━━ Listed records
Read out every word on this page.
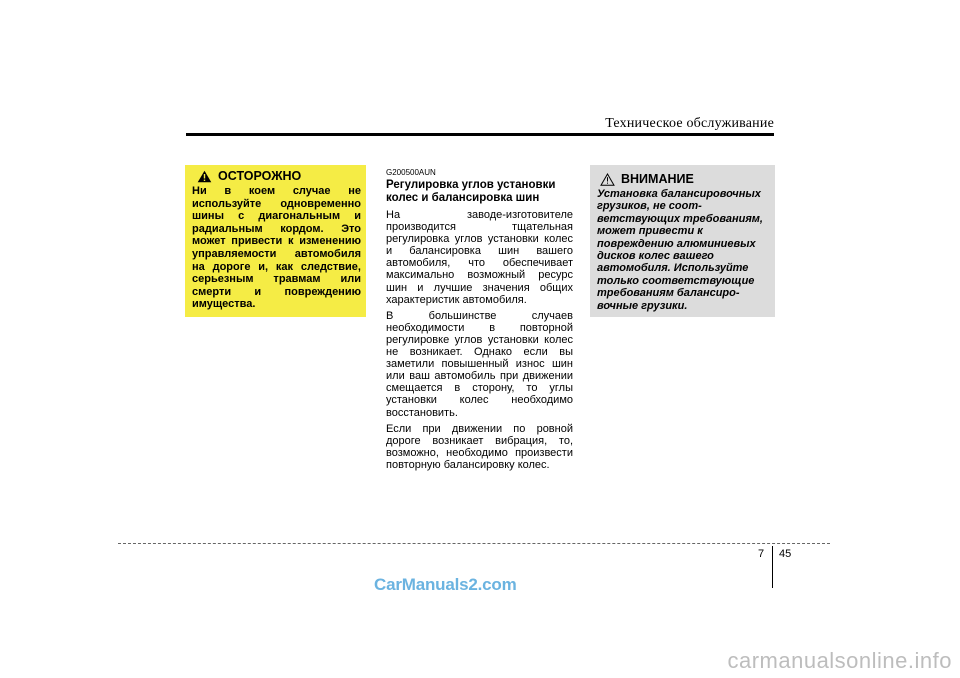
Техническое обслуживание
ОСТОРОЖНО
Ни в коем случае не используйте одновременно шины с диагональным и радиальным кордом. Это может привести к изменению управляемости автомобиля на дороге и, как следствие, серьезным травмам или смерти и повреждению имущества.
G200500AUN
Регулировка углов установки колес и балансировка шин

На заводе-изготовителе производится тщательная регулировка углов установки колес и балансировка шин вашего автомобиля, что обеспечивает максимально возможный ресурс шин и лучшие значения общих характеристик автомобиля.

В большинстве случаев необходимости в повторной регулировке углов установки колес не возникает. Однако если вы заметили повышенный износ шин или ваш автомобиль при движении смещается в сторону, то углы установки колес необходимо восстановить.

Если при движении по ровной дороге возникает вибрация, то, возможно, необходимо произвести повторную балансировку колес.

ВНИМАНИЕ
Установка балансировочных
грузиков, не соот-
ветствующих требованиям,
может привести к
повреждению алюминиевых
дисков колес вашего
автомобиля. Используйте
только соответствующие
требованиям балансиро-
вочные грузики.
7 45
CarManuals2.com
carmanualsonline.info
━━━━
Exclude all images and restate the records above word for word.

Read out every word on this page.
Техническое обслуживание
ОСТОРОЖНО
Ни в коем случае не используйте одновременно шины с диагональным и радиальным кордом. Это может привести к изменению управляемости автомобиля на дороге и, как следствие, серьезным травмам или смерти и повреждению имущества.
G200500AUN
Регулировка углов установки колес и балансировка шин

На заводе-изготовителе производится тщательная регулировка углов установки колес и балансировка шин вашего автомобиля, что обеспечивает максимально возможный ресурс шин и лучшие значения общих характеристик автомобиля.

В большинстве случаев необходимости в повторной регулировке углов установки колес не возникает. Однако если вы заметили повышенный износ шин или ваш автомобиль при движении смещается в сторону, то углы установки колес необходимо восстановить.

Если при движении по ровной дороге возникает вибрация, то, возможно, необходимо произвести повторную балансировку колес.

ВНИМАНИЕ
Установка балансировочных
грузиков, не соот-
ветствующих требованиям,
может привести к
повреждению алюминиевых
дисков колес вашего
автомобиля. Используйте
только соответствующие
требованиям балансиро-
вочные грузики.
7 45
CarManuals2.com
carmanualsonline.info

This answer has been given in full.